◆ **Extracted records**
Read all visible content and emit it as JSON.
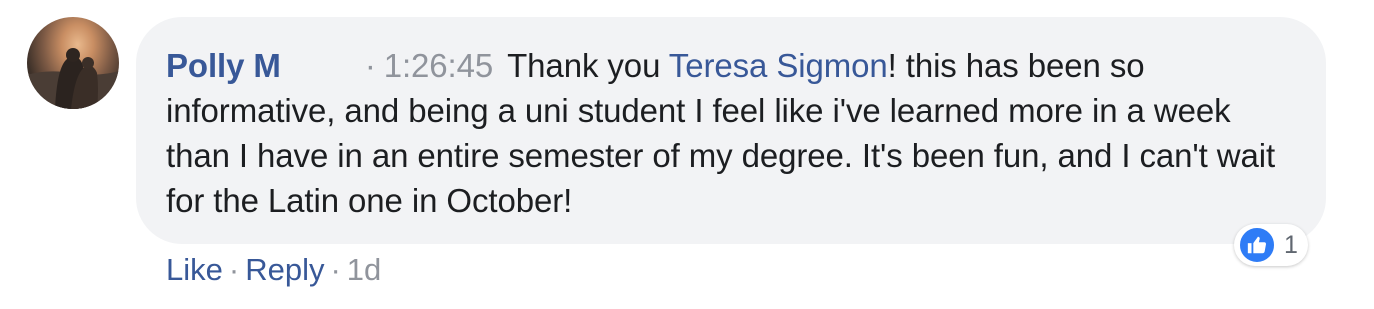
{
  "comment": {
    "author": "Polly M",
    "timestamp_dot": "·",
    "timestamp": "1:26:45",
    "text_before_mention": "Thank you ",
    "mention": "Teresa Sigmon",
    "text_after_mention": "! this has been so informative, and being a uni student I feel like i've learned more in a week than I have in an entire semester of my degree. It's been fun, and I can't wait for the Latin one in October!",
    "reaction_icon": "like-icon",
    "reaction_count": "1",
    "like_label": "Like",
    "separator": "·",
    "reply_label": "Reply",
    "age": "1d"
  },
  "colors": {
    "link_blue": "#385898",
    "bubble_bg": "#f2f3f5",
    "meta_gray": "#90949c",
    "like_blue": "#2e7cf6"
  }
}
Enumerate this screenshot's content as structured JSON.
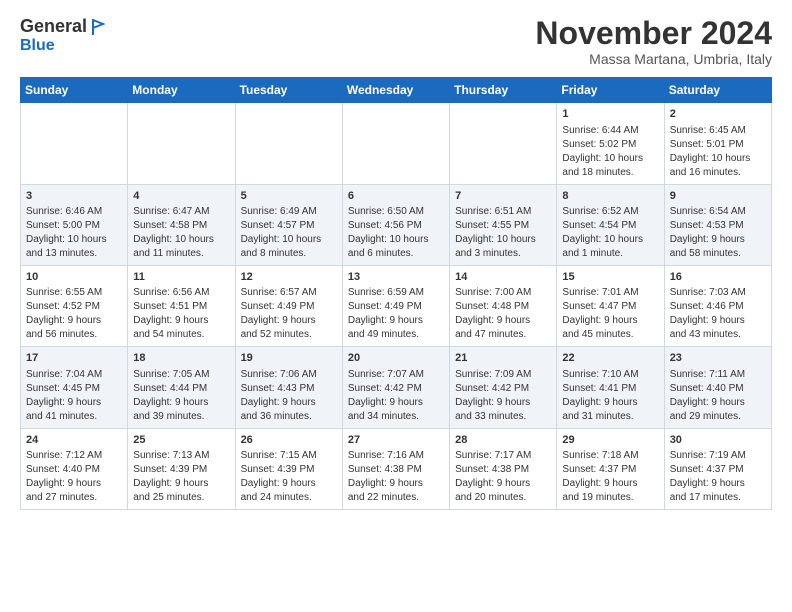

◆ **Description of the task**
Except for the pictures, copy the material above exactly.

◆ **Written reply**
Read all visible content and emit it as JSON.
{
  "comment": {
    "author": "Polly M",
    "timestamp_dot": "·",
    "timestamp": "1:26:45",
    "text_before_mention": "Thank you ",
    "mention": "Teresa Sigmon",
    "text_after_mention": "! this has been so informative, and being a uni student I feel like i've learned more in a week than I have in an entire semester of my degree. It's been fun, and I can't wait for the Latin one in October!",
    "reaction_icon": "like-icon",
    "reaction_count": "1",
    "like_label": "Like",
    "separator": "·",
    "reply_label": "Reply",
    "age": "1d"
  },
  "colors": {
    "link_blue": "#385898",
    "bubble_bg": "#f2f3f5",
    "meta_gray": "#90949c",
    "like_blue": "#2e7cf6"
  }
}
Enumerate this screenshot's content as structured JSON.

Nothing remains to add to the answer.